Problem description :: Scan the lines below; pull out those with "orden".

* begin Listed entries *

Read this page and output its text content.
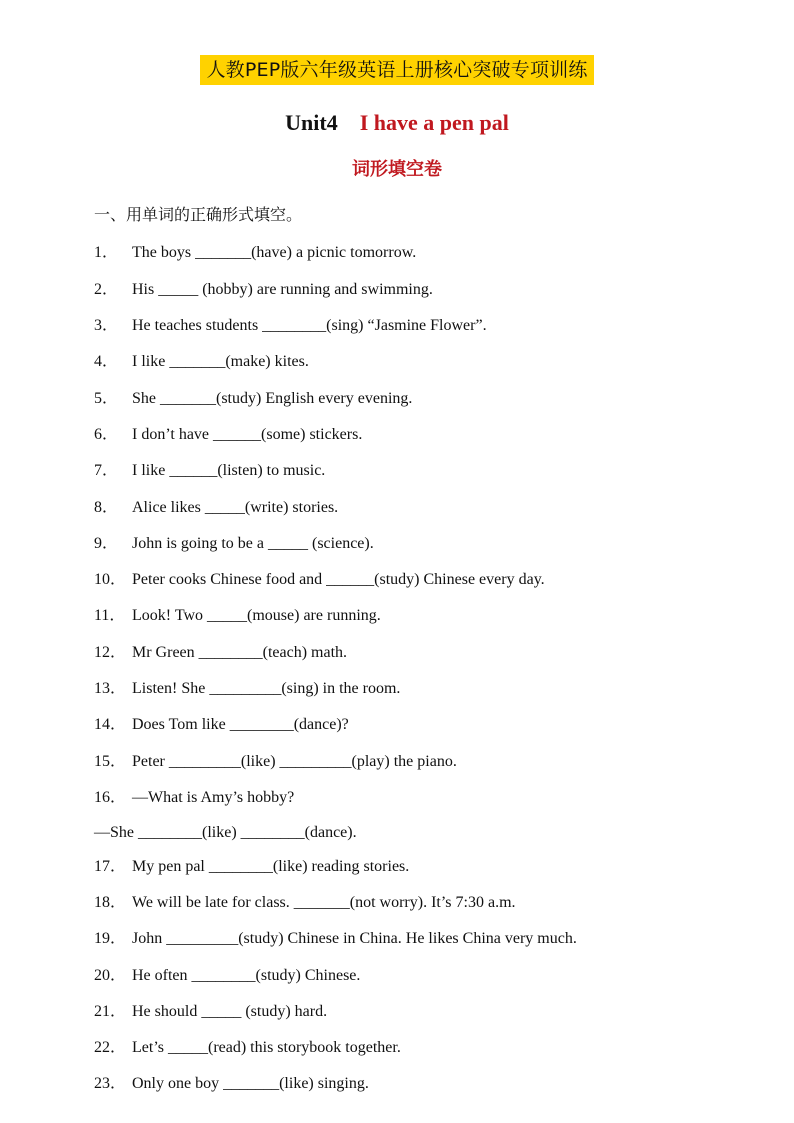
人教PEP版六年级英语上册核心突破专项训练
Unit4 I have a pen pal
词形填空卷
一、用单词的正确形式填空。
1． The boys _______(have) a picnic tomorrow.
2． His _____ (hobby) are running and swimming.
3． He teaches students ________(sing) “Jasmine Flower”.
4． I like _______(make) kites.
5． She _______(study) English every evening.
6． I don’t have ______(some) stickers.
7． I like ______(listen) to music.
8． Alice likes _____(write) stories.
9． John is going to be a _____ (science).
10． Peter cooks Chinese food and ______(study) Chinese every day.
11． Look! Two _____(mouse) are running.
12． Mr Green ________(teach) math.
13． Listen! She _________(sing) in the room.
14． Does Tom like ________(dance)?
15． Peter _________(like) _________(play) the piano.
16． —What is Amy’s hobby?
—She ________(like) ________(dance).
17． My pen pal ________(like) reading stories.
18． We will be late for class. _______(not worry). It’s 7:30 a.m.
19． John _________(study) Chinese in China. He likes China very much.
20． He often ________(study) Chinese.
21． He should _____ (study) hard.
22． Let’s _____(read) this storybook together.
23． Only one boy _______(like) singing.
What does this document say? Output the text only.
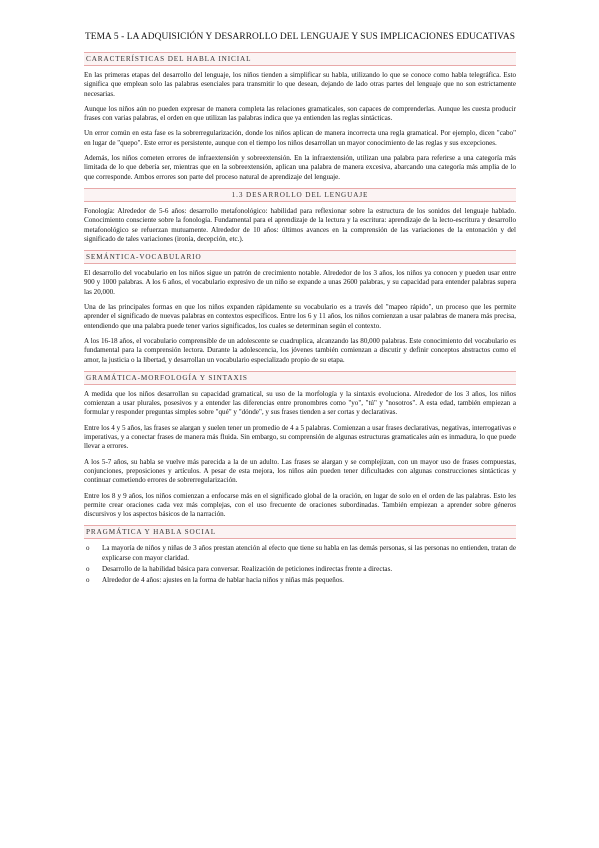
TEMA 5 - LA ADQUISICIÓN Y DESARROLLO DEL LENGUAJE Y SUS IMPLICACIONES EDUCATIVAS
CARACTERÍSTICAS DEL HABLA INICIAL

En las primeras etapas del desarrollo del lenguaje, los niños tienden a simplificar su habla, utilizando lo que se conoce como habla telegráfica. Esto significa que emplean solo las palabras esenciales para transmitir lo que desean, dejando de lado otras partes del lenguaje que no son estrictamente necesarias.

Aunque los niños aún no pueden expresar de manera completa las relaciones gramaticales, son capaces de comprenderlas. Aunque les cuesta producir frases con varias palabras, el orden en que utilizan las palabras indica que ya entienden las reglas sintácticas.

Un error común en esta fase es la sobrerregularización, donde los niños aplican de manera incorrecta una regla gramatical. Por ejemplo, dicen "cabo" en lugar de "quepo". Este error es persistente, aunque con el tiempo los niños desarrollan un mayor conocimiento de las reglas y sus excepciones.

Además, los niños cometen errores de infraextensión y sobreextensión. En la infraextensión, utilizan una palabra para referirse a una categoría más limitada de lo que debería ser, mientras que en la sobreextensión, aplican una palabra de manera excesiva, abarcando una categoría más amplia de lo que corresponde. Ambos errores son parte del proceso natural de aprendizaje del lenguaje.

1.3 DESARROLLO DEL LENGUAJE

Fonología: Alrededor de 5-6 años: desarrollo metafonológico: habilidad para reflexionar sobre la estructura de los sonidos del lenguaje hablado. Conocimiento consciente sobre la fonología. Fundamental para el aprendizaje de la lectura y la escritura: aprendizaje de la lecto-escritura y desarrollo metafonológico se refuerzan mutuamente. Alrededor de 10 años: últimos avances en la comprensión de las variaciones de la entonación y del significado de tales variaciones (ironía, decepción, etc.).

SEMÁNTICA-VOCABULARIO

El desarrollo del vocabulario en los niños sigue un patrón de crecimiento notable. Alrededor de los 3 años, los niños ya conocen y pueden usar entre 900 y 1000 palabras. A los 6 años, el vocabulario expresivo de un niño se expande a unas 2600 palabras, y su capacidad para entender palabras supera las 20,000.

Una de las principales formas en que los niños expanden rápidamente su vocabulario es a través del "mapeo rápido", un proceso que les permite aprender el significado de nuevas palabras en contextos específicos. Entre los 6 y 11 años, los niños comienzan a usar palabras de manera más precisa, entendiendo que una palabra puede tener varios significados, los cuales se determinan según el contexto.

A los 16-18 años, el vocabulario comprensible de un adolescente se cuadruplica, alcanzando las 80,000 palabras. Este conocimiento del vocabulario es fundamental para la comprensión lectora. Durante la adolescencia, los jóvenes también comienzan a discutir y definir conceptos abstractos como el amor, la justicia o la libertad, y desarrollan un vocabulario especializado propio de su etapa.

GRAMÁTICA-MORFOLOGÍA Y SINTAXIS

A medida que los niños desarrollan su capacidad gramatical, su uso de la morfología y la sintaxis evoluciona. Alrededor de los 3 años, los niños comienzan a usar plurales, posesivos y a entender las diferencias entre pronombres como "yo", "tú" y "nosotros". A esta edad, también empiezan a formular y responder preguntas simples sobre "qué" y "dónde", y sus frases tienden a ser cortas y declarativas.

Entre los 4 y 5 años, las frases se alargan y suelen tener un promedio de 4 a 5 palabras. Comienzan a usar frases declarativas, negativas, interrogativas e imperativas, y a conectar frases de manera más fluida. Sin embargo, su comprensión de algunas estructuras gramaticales aún es inmadura, lo que puede llevar a errores.

A los 5-7 años, su habla se vuelve más parecida a la de un adulto. Las frases se alargan y se complejizan, con un mayor uso de frases compuestas, conjunciones, preposiciones y artículos. A pesar de esta mejora, los niños aún pueden tener dificultades con algunas construcciones sintácticas y continuar cometiendo errores de sobrerregularización.

Entre los 8 y 9 años, los niños comienzan a enfocarse más en el significado global de la oración, en lugar de solo en el orden de las palabras. Esto les permite crear oraciones cada vez más complejas, con el uso frecuente de oraciones subordinadas. También empiezan a aprender sobre géneros discursivos y los aspectos básicos de la narración.

PRAGMÁTICA Y HABLA SOCIAL
o La mayoría de niños y niñas de 3 años prestan atención al efecto que tiene su habla en las demás personas, si las personas no entienden, tratan de explicarse con mayor claridad.
o Desarrollo de la habilidad básica para conversar. Realización de peticiones indirectas frente a directas.
o Alrededor de 4 años: ajustes en la forma de hablar hacia niños y niñas más pequeños.
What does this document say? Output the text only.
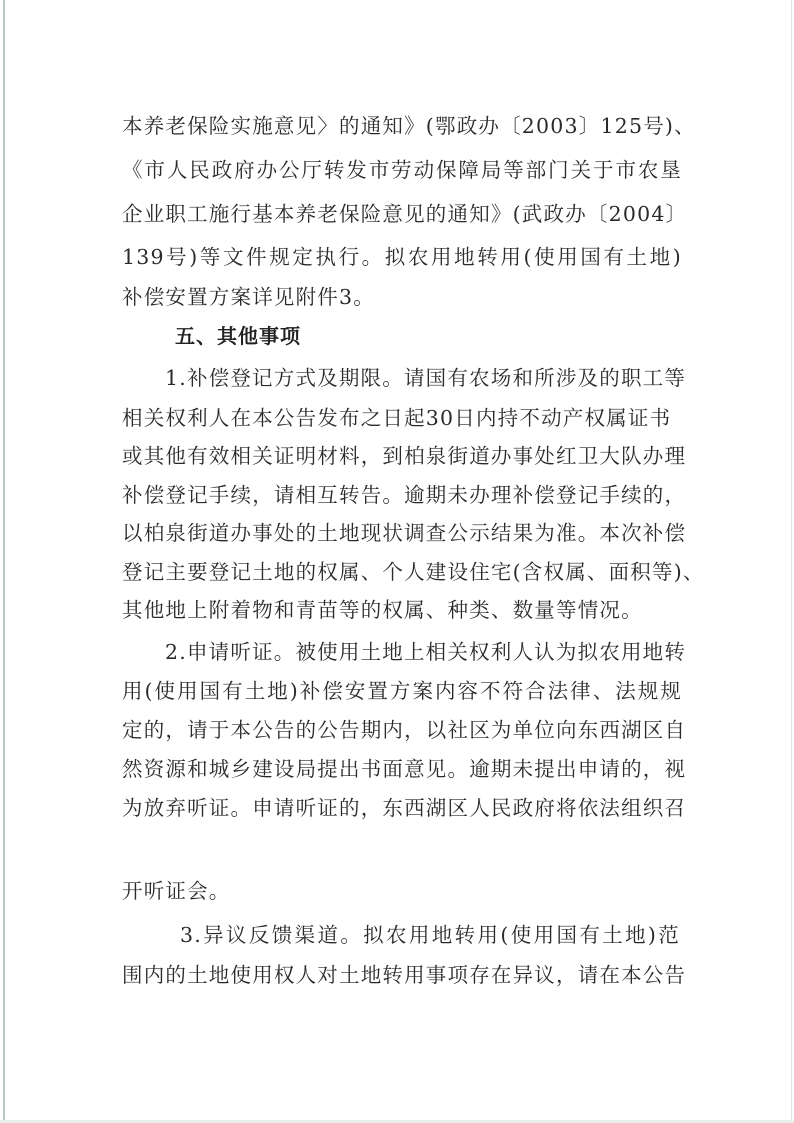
本养老保险实施意见〉的通知》(鄂政办〔2003〕125号)、
《市人民政府办公厅转发市劳动保障局等部门关于市农垦
企业职工施行基本养老保险意见的通知》(武政办〔2004〕
139号)等文件规定执行。拟农用地转用(使用国有土地)
补偿安置方案详见附件3。
五、其他事项
1.补偿登记方式及期限。请国有农场和所涉及的职工等
相关权利人在本公告发布之日起30日内持不动产权属证书
或其他有效相关证明材料，到柏泉街道办事处红卫大队办理
补偿登记手续，请相互转告。逾期未办理补偿登记手续的，
以柏泉街道办事处的土地现状调查公示结果为准。本次补偿
登记主要登记土地的权属、个人建设住宅(含权属、面积等)、
其他地上附着物和青苗等的权属、种类、数量等情况。
2.申请听证。被使用土地上相关权利人认为拟农用地转
用(使用国有土地)补偿安置方案内容不符合法律、法规规
定的，请于本公告的公告期内，以社区为单位向东西湖区自
然资源和城乡建设局提出书面意见。逾期未提出申请的，视
为放弃听证。申请听证的，东西湖区人民政府将依法组织召
开听证会。
3.异议反馈渠道。拟农用地转用(使用国有土地)范
围内的土地使用权人对土地转用事项存在异议，请在本公告
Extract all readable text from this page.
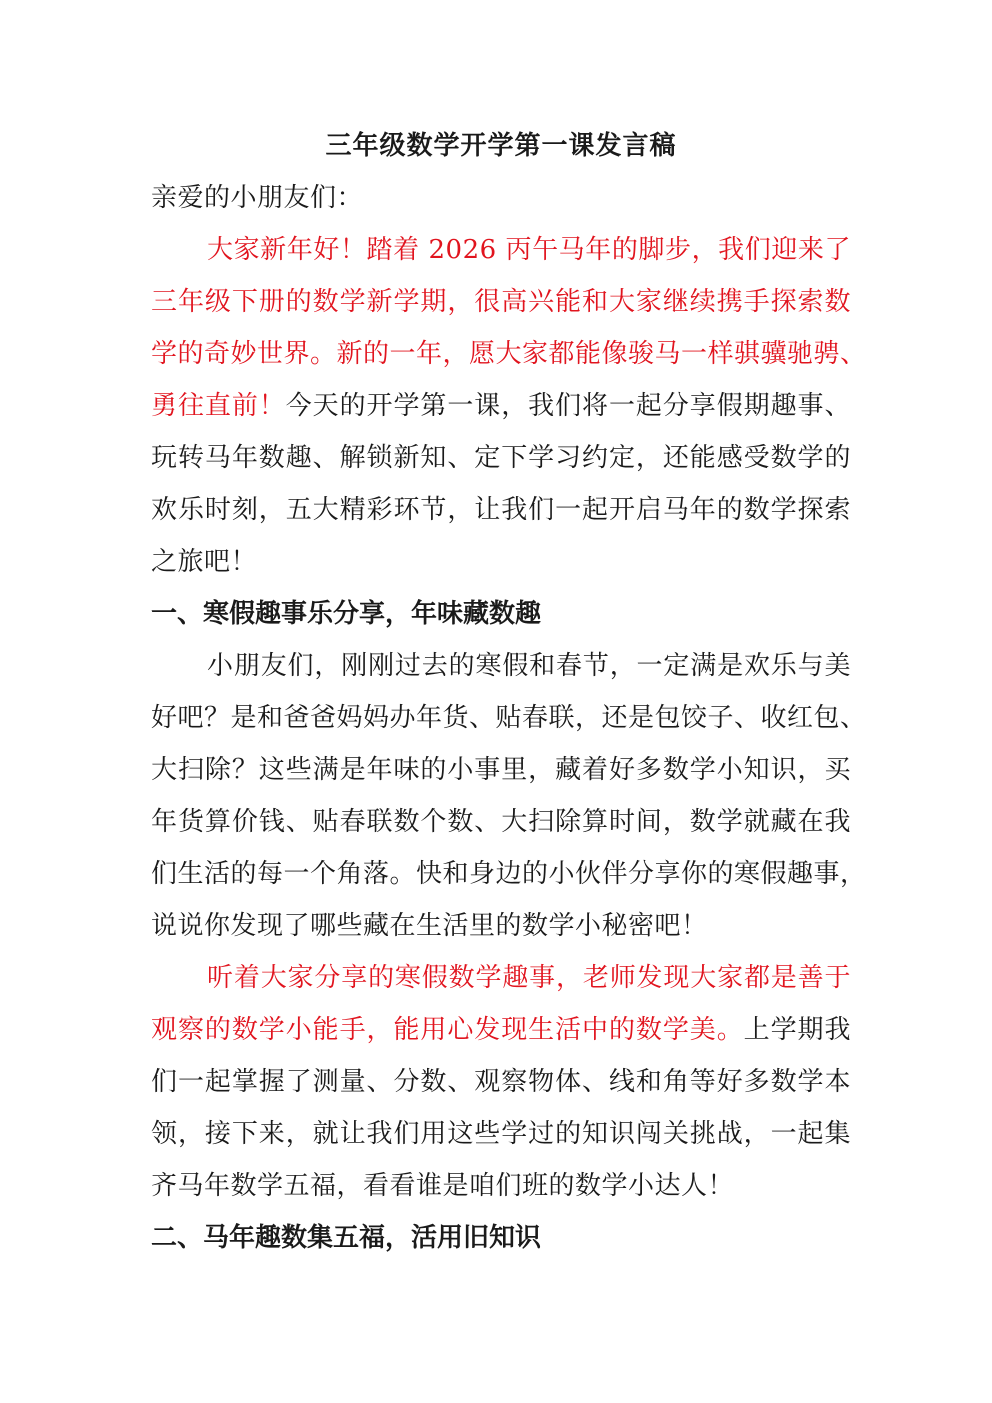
三年级数学开学第一课发言稿

亲爱的小朋友们：

大家新年好！踏着 2026 丙午马年的脚步，我们迎来了

三年级下册的数学新学期，很高兴能和大家继续携手探索数

学的奇妙世界。新的一年，愿大家都能像骏马一样骐骥驰骋、

勇往直前！今天的开学第一课，我们将一起分享假期趣事、

玩转马年数趣、解锁新知、定下学习约定，还能感受数学的

欢乐时刻，五大精彩环节，让我们一起开启马年的数学探索

之旅吧！

一、寒假趣事乐分享，年味藏数趣

小朋友们，刚刚过去的寒假和春节，一定满是欢乐与美

好吧？是和爸爸妈妈办年货、贴春联，还是包饺子、收红包、

大扫除？这些满是年味的小事里，藏着好多数学小知识，买

年货算价钱、贴春联数个数、大扫除算时间，数学就藏在我

们生活的每一个角落。快和身边的小伙伴分享你的寒假趣事，

说说你发现了哪些藏在生活里的数学小秘密吧！

听着大家分享的寒假数学趣事，老师发现大家都是善于

观察的数学小能手，能用心发现生活中的数学美。上学期我

们一起掌握了测量、分数、观察物体、线和角等好多数学本

领，接下来，就让我们用这些学过的知识闯关挑战，一起集

齐马年数学五福，看看谁是咱们班的数学小达人！

二、马年趣数集五福，活用旧知识
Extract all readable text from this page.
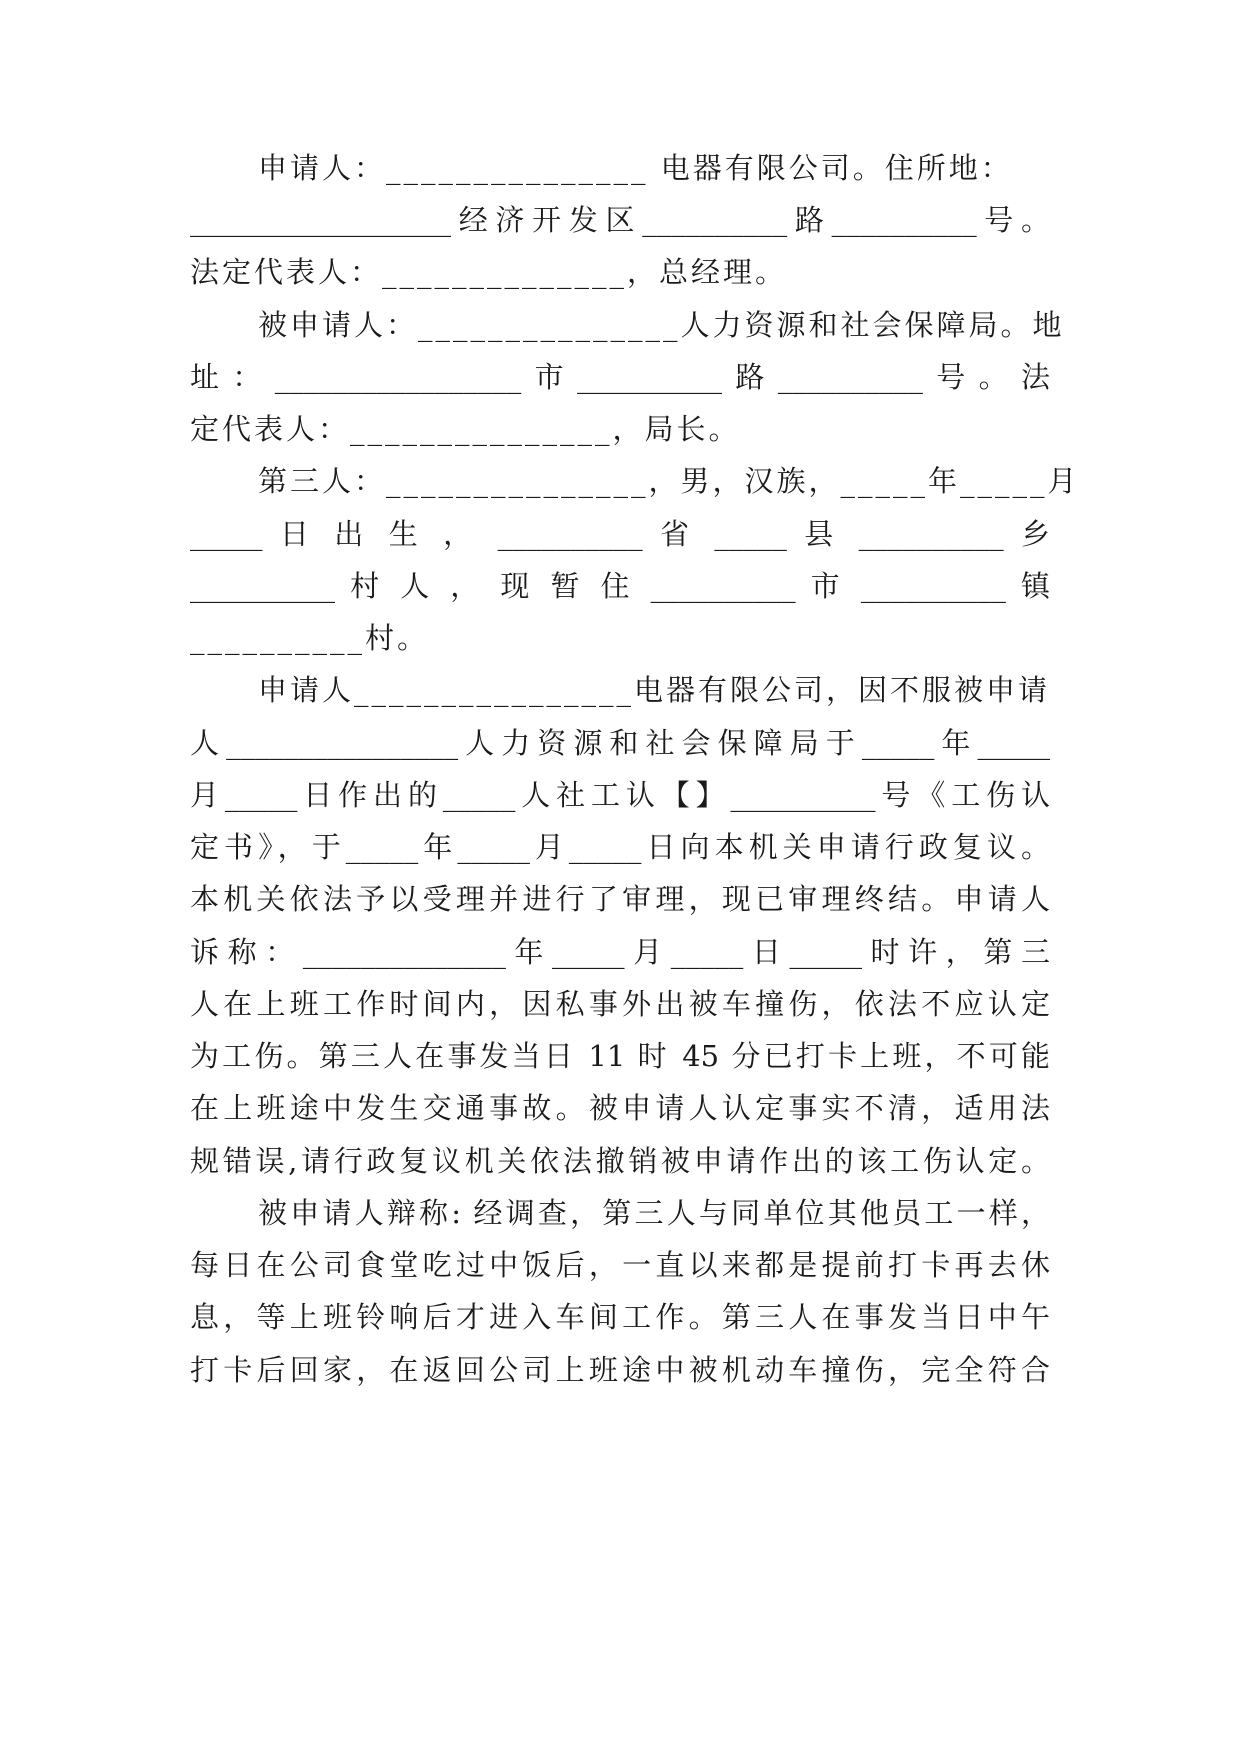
申请人：_______________ 电器有限公司。住所地：
__________________经济开发区__________路__________号。
法定代表人：______________，总经理。
被申请人：_______________人力资源和社会保障局。地
址：_________________市__________路__________号。法
定代表人：_______________，局长。
第三人：_______________，男，汉族，_____年_____月
_____ 日 出 生 ， __________ 省 _____ 县 __________ 乡
__________ 村 人 ， 现 暂 住 __________ 市 __________ 镇
__________村。
申请人________________电器有限公司，因不服被申请
人________________人力资源和社会保障局于_____年_____
月_____日作出的_____人社工认【】__________号《工伤认
定书》，于_____年_____月_____日向本机关申请行政复议。
本机关依法予以受理并进行了审理，现已审理终结。申请人
诉称：______________年_____月_____日_____时许，第三
人在上班工作时间内，因私事外出被车撞伤，依法不应认定
为工伤。第三人在事发当日 11 时 45 分已打卡上班，不可能
在上班途中发生交通事故。被申请人认定事实不清，适用法
规错误,请行政复议机关依法撤销被申请作出的该工伤认定。
被申请人辩称: 经调查，第三人与同单位其他员工一样，
每日在公司食堂吃过中饭后，一直以来都是提前打卡再去休
息，等上班铃响后才进入车间工作。第三人在事发当日中午
打卡后回家，在返回公司上班途中被机动车撞伤，完全符合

* end Listed entries *

Exercise output ::
Aunque los niños aún no pueden expresar de manera completa las relaciones gramaticales, son capaces de comprenderlas. Aunque les cuesta producir frases con varias palabras, el orden en que utilizan las palabras indica que ya entienden las reglas sintácticas.
Entre los 8 y 9 años, los niños comienzan a enfocarse más en el significado global de la oración, en lugar de solo en el orden de las palabras. Esto les permite crear oraciones cada vez más complejas, con el uso frecuente de oraciones subordinadas. También empiezan a aprender sobre géneros discursivos y los aspectos básicos de la narración.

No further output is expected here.